MATERIAL PROVIDED:
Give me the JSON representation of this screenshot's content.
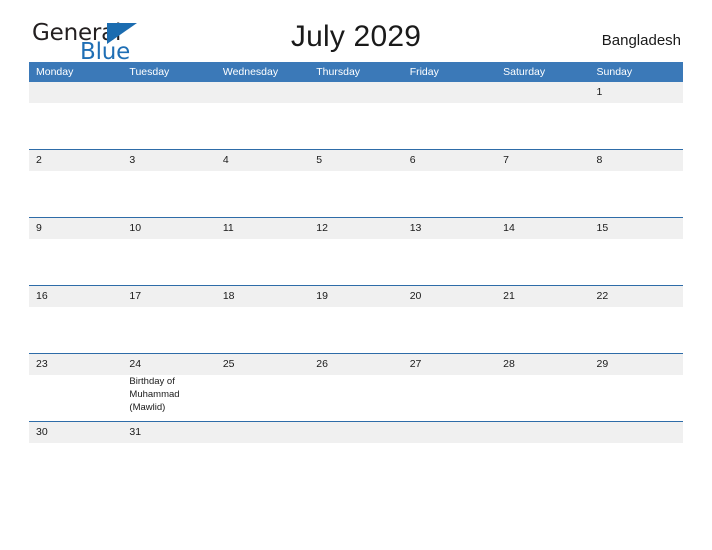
{
  "brand": {
    "name_part1": "General",
    "name_part2": "Blue",
    "triangle_color": "#1b6cb0"
  },
  "header": {
    "title": "July 2029",
    "country": "Bangladesh"
  },
  "calendar": {
    "header_color": "#3b79b8",
    "band_color": "#f0f0f0",
    "separator_color": "#2e6ca8",
    "weekdays": [
      "Monday",
      "Tuesday",
      "Wednesday",
      "Thursday",
      "Friday",
      "Saturday",
      "Sunday"
    ],
    "weeks": [
      [
        {
          "day": ""
        },
        {
          "day": ""
        },
        {
          "day": ""
        },
        {
          "day": ""
        },
        {
          "day": ""
        },
        {
          "day": ""
        },
        {
          "day": "1"
        }
      ],
      [
        {
          "day": "2"
        },
        {
          "day": "3"
        },
        {
          "day": "4"
        },
        {
          "day": "5"
        },
        {
          "day": "6"
        },
        {
          "day": "7"
        },
        {
          "day": "8"
        }
      ],
      [
        {
          "day": "9"
        },
        {
          "day": "10"
        },
        {
          "day": "11"
        },
        {
          "day": "12"
        },
        {
          "day": "13"
        },
        {
          "day": "14"
        },
        {
          "day": "15"
        }
      ],
      [
        {
          "day": "16"
        },
        {
          "day": "17"
        },
        {
          "day": "18"
        },
        {
          "day": "19"
        },
        {
          "day": "20"
        },
        {
          "day": "21"
        },
        {
          "day": "22"
        }
      ],
      [
        {
          "day": "23"
        },
        {
          "day": "24",
          "event": "Birthday of Muhammad (Mawlid)"
        },
        {
          "day": "25"
        },
        {
          "day": "26"
        },
        {
          "day": "27"
        },
        {
          "day": "28"
        },
        {
          "day": "29"
        }
      ],
      [
        {
          "day": "30"
        },
        {
          "day": "31"
        },
        {
          "day": ""
        },
        {
          "day": ""
        },
        {
          "day": ""
        },
        {
          "day": ""
        },
        {
          "day": ""
        }
      ]
    ]
  }
}
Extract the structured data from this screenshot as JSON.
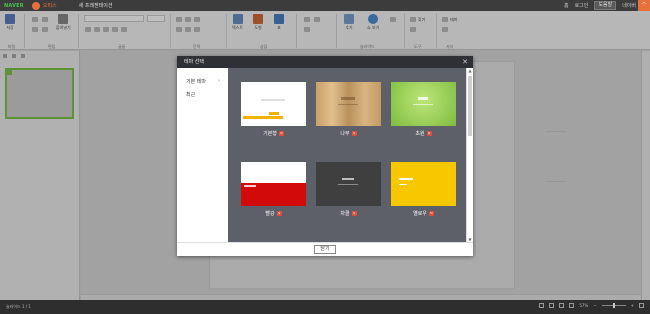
{
  "titlebar": {
    "logo": "NAVER",
    "app_name": "오피스",
    "doc_title": "새 프레젠테이션",
    "links": [
      "홈",
      "로그인"
    ],
    "user": "네이버",
    "help_btn": "도움말"
  },
  "ribbon": {
    "groups": [
      "파일",
      "편집",
      "글꼴",
      "단락",
      "삽입",
      "슬라이드",
      "도구",
      "서식"
    ],
    "tools": [
      {
        "name": "save",
        "label": "저장",
        "color": "#5b7fbf"
      },
      {
        "name": "paste",
        "label": "붙여넣기",
        "color": "#8a8a8a"
      },
      {
        "name": "textbox",
        "label": "텍스트",
        "color": "#6a8fc6"
      },
      {
        "name": "shape",
        "label": "도형",
        "color": "#d06a3a"
      },
      {
        "name": "table",
        "label": "표",
        "color": "#4a7fc0"
      },
      {
        "name": "add-slide",
        "label": "추가",
        "color": "#7a9fd0"
      },
      {
        "name": "slideshow",
        "label": "쇼 보기",
        "color": "#4a8fd6"
      },
      {
        "name": "find",
        "label": "찾기",
        "color": "#9aa7b8"
      },
      {
        "name": "theme",
        "label": "테마",
        "color": "#9aa7b8"
      }
    ]
  },
  "modal": {
    "title": "테마 선택",
    "sidebar": [
      "기본 테마",
      "최근"
    ],
    "close_btn": "닫기",
    "themes": [
      {
        "label": "기본형",
        "style": "basic"
      },
      {
        "label": "나무",
        "style": "wood"
      },
      {
        "label": "초원",
        "style": "green"
      },
      {
        "label": "빨강",
        "style": "red"
      },
      {
        "label": "차콜",
        "style": "dark"
      },
      {
        "label": "옐로우",
        "style": "yellow"
      }
    ]
  },
  "status": {
    "page": "슬라이드 1 / 1",
    "zoom": "57%"
  }
}
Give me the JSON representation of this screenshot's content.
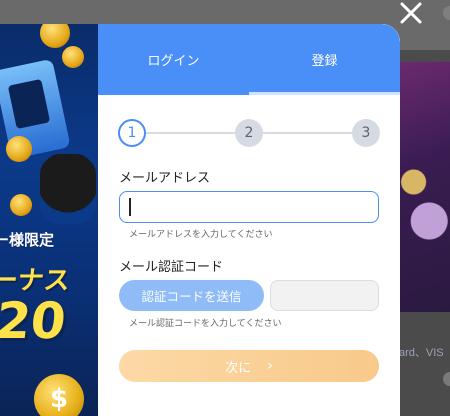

AIM OF THE TASK: Each entry above is to be written out again unchanged, apart from the pictures, which are left out.

REPLY TO THE EXERCISE:
Give me the JSON representation of this screenshot's content.
{
  "brand": {
    "name_part1": "General",
    "name_part2": "Blue",
    "triangle_color": "#1b6cb0"
  },
  "header": {
    "title": "July 2029",
    "country": "Bangladesh"
  },
  "calendar": {
    "header_color": "#3b79b8",
    "band_color": "#f0f0f0",
    "separator_color": "#2e6ca8",
    "weekdays": [
      "Monday",
      "Tuesday",
      "Wednesday",
      "Thursday",
      "Friday",
      "Saturday",
      "Sunday"
    ],
    "weeks": [
      [
        {
          "day": ""
        },
        {
          "day": ""
        },
        {
          "day": ""
        },
        {
          "day": ""
        },
        {
          "day": ""
        },
        {
          "day": ""
        },
        {
          "day": "1"
        }
      ],
      [
        {
          "day": "2"
        },
        {
          "day": "3"
        },
        {
          "day": "4"
        },
        {
          "day": "5"
        },
        {
          "day": "6"
        },
        {
          "day": "7"
        },
        {
          "day": "8"
        }
      ],
      [
        {
          "day": "9"
        },
        {
          "day": "10"
        },
        {
          "day": "11"
        },
        {
          "day": "12"
        },
        {
          "day": "13"
        },
        {
          "day": "14"
        },
        {
          "day": "15"
        }
      ],
      [
        {
          "day": "16"
        },
        {
          "day": "17"
        },
        {
          "day": "18"
        },
        {
          "day": "19"
        },
        {
          "day": "20"
        },
        {
          "day": "21"
        },
        {
          "day": "22"
        }
      ],
      [
        {
          "day": "23"
        },
        {
          "day": "24",
          "event": "Birthday of Muhammad (Mawlid)"
        },
        {
          "day": "25"
        },
        {
          "day": "26"
        },
        {
          "day": "27"
        },
        {
          "day": "28"
        },
        {
          "day": "29"
        }
      ],
      [
        {
          "day": "30"
        },
        {
          "day": "31"
        },
        {
          "day": ""
        },
        {
          "day": ""
        },
        {
          "day": ""
        },
        {
          "day": ""
        },
        {
          "day": ""
        }
      ]
    ]
  }
}
Extract the structured data from this screenshot as JSON.
{
  "titlebar": {
    "logo": "NAVER",
    "app_name": "오피스",
    "doc_title": "새 프레젠테이션",
    "links": [
      "홈",
      "로그인"
    ],
    "user": "네이버",
    "help_btn": "도움말"
  },
  "ribbon": {
    "groups": [
      "파일",
      "편집",
      "글꼴",
      "단락",
      "삽입",
      "슬라이드",
      "도구",
      "서식"
    ],
    "tools": [
      {
        "name": "save",
        "label": "저장",
        "color": "#5b7fbf"
      },
      {
        "name": "paste",
        "label": "붙여넣기",
        "color": "#8a8a8a"
      },
      {
        "name": "textbox",
        "label": "텍스트",
        "color": "#6a8fc6"
      },
      {
        "name": "shape",
        "label": "도형",
        "color": "#d06a3a"
      },
      {
        "name": "table",
        "label": "표",
        "color": "#4a7fc0"
      },
      {
        "name": "add-slide",
        "label": "추가",
        "color": "#7a9fd0"
      },
      {
        "name": "slideshow",
        "label": "쇼 보기",
        "color": "#4a8fd6"
      },
      {
        "name": "find",
        "label": "찾기",
        "color": "#9aa7b8"
      },
      {
        "name": "theme",
        "label": "테마",
        "color": "#9aa7b8"
      }
    ]
  },
  "modal": {
    "title": "테마 선택",
    "sidebar": [
      "기본 테마",
      "최근"
    ],
    "close_btn": "닫기",
    "themes": [
      {
        "label": "기본형",
        "style": "basic"
      },
      {
        "label": "나무",
        "style": "wood"
      },
      {
        "label": "초원",
        "style": "green"
      },
      {
        "label": "빨강",
        "style": "red"
      },
      {
        "label": "차콜",
        "style": "dark"
      },
      {
        "label": "옐로우",
        "style": "yellow"
      }
    ]
  },
  "status": {
    "page": "슬라이드 1 / 1",
    "zoom": "57%"
  }
}
Give me the JSON representation of this screenshot's content.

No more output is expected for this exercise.